**Task directions**:
The exercise asks for every line of the data to be reproduced exactly.

**Information supplied**:
>> begin
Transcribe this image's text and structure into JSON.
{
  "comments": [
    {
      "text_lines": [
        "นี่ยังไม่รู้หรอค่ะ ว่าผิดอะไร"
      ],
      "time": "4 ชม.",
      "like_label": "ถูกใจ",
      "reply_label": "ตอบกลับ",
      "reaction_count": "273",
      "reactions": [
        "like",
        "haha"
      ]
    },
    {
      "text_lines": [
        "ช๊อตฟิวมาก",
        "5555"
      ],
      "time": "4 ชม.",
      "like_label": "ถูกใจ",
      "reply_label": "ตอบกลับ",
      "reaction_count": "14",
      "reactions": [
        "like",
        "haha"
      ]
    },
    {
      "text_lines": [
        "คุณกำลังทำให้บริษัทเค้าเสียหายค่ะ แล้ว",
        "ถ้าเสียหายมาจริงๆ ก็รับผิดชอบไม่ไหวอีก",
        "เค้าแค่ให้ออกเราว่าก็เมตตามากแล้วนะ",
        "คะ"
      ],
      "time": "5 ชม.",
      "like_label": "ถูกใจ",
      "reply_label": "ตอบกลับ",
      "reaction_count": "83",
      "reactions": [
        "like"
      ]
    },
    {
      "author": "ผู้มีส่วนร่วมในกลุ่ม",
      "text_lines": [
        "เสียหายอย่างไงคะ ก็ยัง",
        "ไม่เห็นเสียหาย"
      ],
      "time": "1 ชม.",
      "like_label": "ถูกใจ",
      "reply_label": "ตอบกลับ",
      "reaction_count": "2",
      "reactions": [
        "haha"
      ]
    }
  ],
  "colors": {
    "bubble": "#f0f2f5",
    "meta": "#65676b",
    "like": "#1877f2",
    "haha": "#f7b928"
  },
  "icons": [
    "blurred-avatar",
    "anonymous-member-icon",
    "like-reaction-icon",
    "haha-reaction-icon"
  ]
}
>> end
**Full answer**:
Transcribe this image's text and structure into JSON.
{
  "comments": [
    {
      "text_lines": [
        "นี่ยังไม่รู้หรอค่ะ ว่าผิดอะไร"
      ],
      "time": "4 ชม.",
      "like_label": "ถูกใจ",
      "reply_label": "ตอบกลับ",
      "reaction_count": "273",
      "reactions": [
        "like",
        "haha"
      ]
    },
    {
      "text_lines": [
        "ช๊อตฟิวมาก",
        "5555"
      ],
      "time": "4 ชม.",
      "like_label": "ถูกใจ",
      "reply_label": "ตอบกลับ",
      "reaction_count": "14",
      "reactions": [
        "like",
        "haha"
      ]
    },
    {
      "text_lines": [
        "คุณกำลังทำให้บริษัทเค้าเสียหายค่ะ แล้ว",
        "ถ้าเสียหายมาจริงๆ ก็รับผิดชอบไม่ไหวอีก",
        "เค้าแค่ให้ออกเราว่าก็เมตตามากแล้วนะ",
        "คะ"
      ],
      "time": "5 ชม.",
      "like_label": "ถูกใจ",
      "reply_label": "ตอบกลับ",
      "reaction_count": "83",
      "reactions": [
        "like"
      ]
    },
    {
      "author": "ผู้มีส่วนร่วมในกลุ่ม",
      "text_lines": [
        "เสียหายอย่างไงคะ ก็ยัง",
        "ไม่เห็นเสียหาย"
      ],
      "time": "1 ชม.",
      "like_label": "ถูกใจ",
      "reply_label": "ตอบกลับ",
      "reaction_count": "2",
      "reactions": [
        "haha"
      ]
    }
  ],
  "colors": {
    "bubble": "#f0f2f5",
    "meta": "#65676b",
    "like": "#1877f2",
    "haha": "#f7b928"
  },
  "icons": [
    "blurred-avatar",
    "anonymous-member-icon",
    "like-reaction-icon",
    "haha-reaction-icon"
  ]
}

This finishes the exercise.